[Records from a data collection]
[BEGIN]

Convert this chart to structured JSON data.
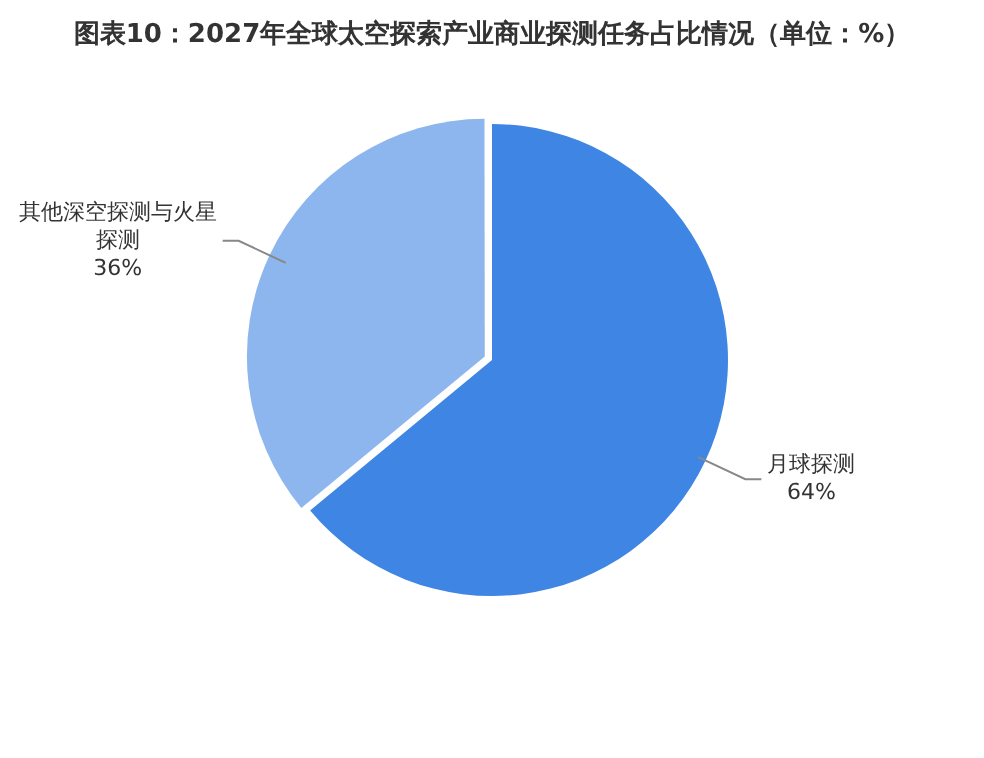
{
  "chart_data": {
    "type": "pie",
    "title": "图表10：2027年全球太空探索产业商业探测任务占比情况（单位：%）",
    "categories": [
      "月球探测",
      "其他深空探测与火星探测"
    ],
    "values": [
      64,
      36
    ],
    "colors": [
      "#3f86e4",
      "#8db5ee"
    ],
    "value_labels": [
      "64%",
      "36%"
    ],
    "legend": false
  }
}
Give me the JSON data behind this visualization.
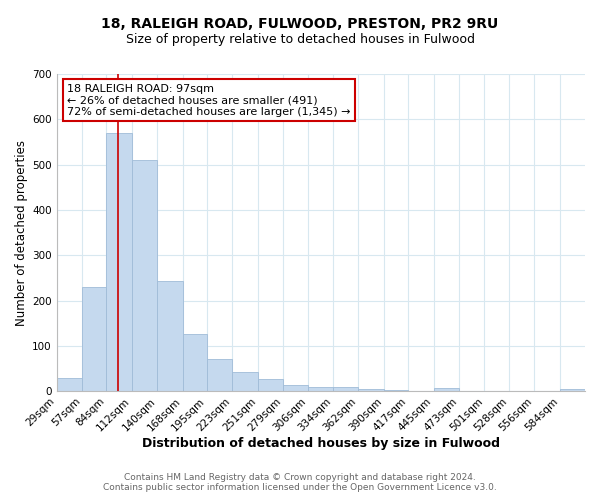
{
  "title": "18, RALEIGH ROAD, FULWOOD, PRESTON, PR2 9RU",
  "subtitle": "Size of property relative to detached houses in Fulwood",
  "xlabel": "Distribution of detached houses by size in Fulwood",
  "ylabel": "Number of detached properties",
  "bin_edges": [
    29,
    57,
    84,
    112,
    140,
    168,
    195,
    223,
    251,
    279,
    306,
    334,
    362,
    390,
    417,
    445,
    473,
    501,
    528,
    556,
    584
  ],
  "bar_heights": [
    28,
    230,
    570,
    510,
    243,
    127,
    70,
    42,
    27,
    14,
    10,
    10,
    5,
    3,
    0,
    7,
    0,
    0,
    0,
    0,
    5
  ],
  "bar_color": "#c5d9ee",
  "bar_edgecolor": "#a0bcd8",
  "bar_linewidth": 0.6,
  "red_line_x": 97,
  "red_line_color": "#cc0000",
  "ylim": [
    0,
    700
  ],
  "yticks": [
    0,
    100,
    200,
    300,
    400,
    500,
    600,
    700
  ],
  "annotation_title": "18 RALEIGH ROAD: 97sqm",
  "annotation_line1": "← 26% of detached houses are smaller (491)",
  "annotation_line2": "72% of semi-detached houses are larger (1,345) →",
  "annotation_box_color": "#ffffff",
  "annotation_box_edgecolor": "#cc0000",
  "grid_color": "#d8e8f0",
  "background_color": "#ffffff",
  "footer_line1": "Contains HM Land Registry data © Crown copyright and database right 2024.",
  "footer_line2": "Contains public sector information licensed under the Open Government Licence v3.0.",
  "title_fontsize": 10,
  "subtitle_fontsize": 9,
  "xlabel_fontsize": 9,
  "ylabel_fontsize": 8.5,
  "tick_fontsize": 7.5,
  "annotation_fontsize": 8,
  "footer_fontsize": 6.5
}
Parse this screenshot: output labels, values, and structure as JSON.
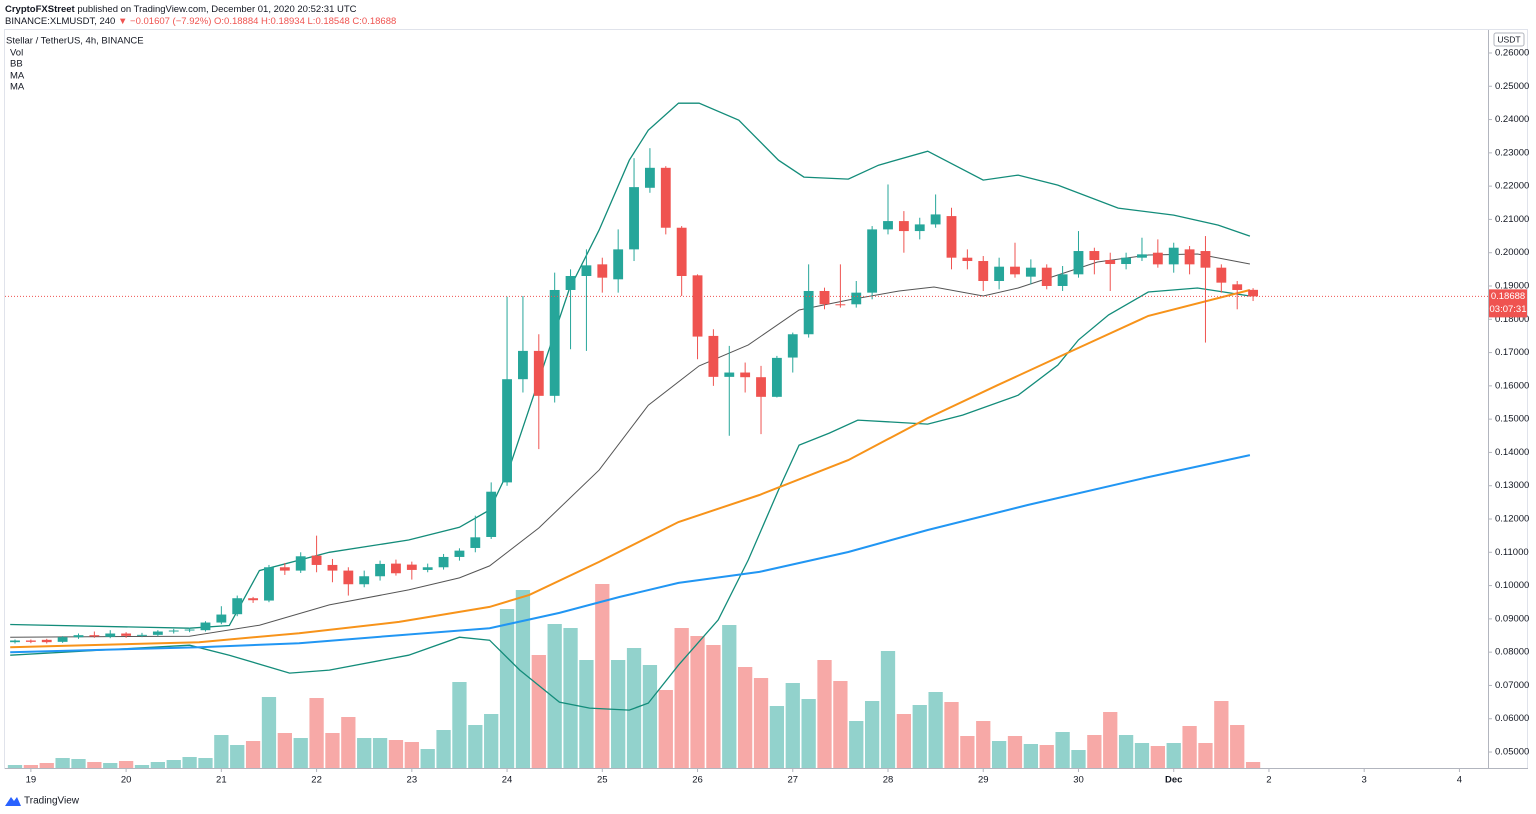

[END]

_WHAT IS EXPECTED_
Scan the entries above for the word "ROAD" and collect each line holding it.

_THE RESULT_
  "title": "18, RALEIGH ROAD, FULWOOD, PRESTON, PR2 9RU",
  "annotation_title": "18 RALEIGH ROAD: 97sqm",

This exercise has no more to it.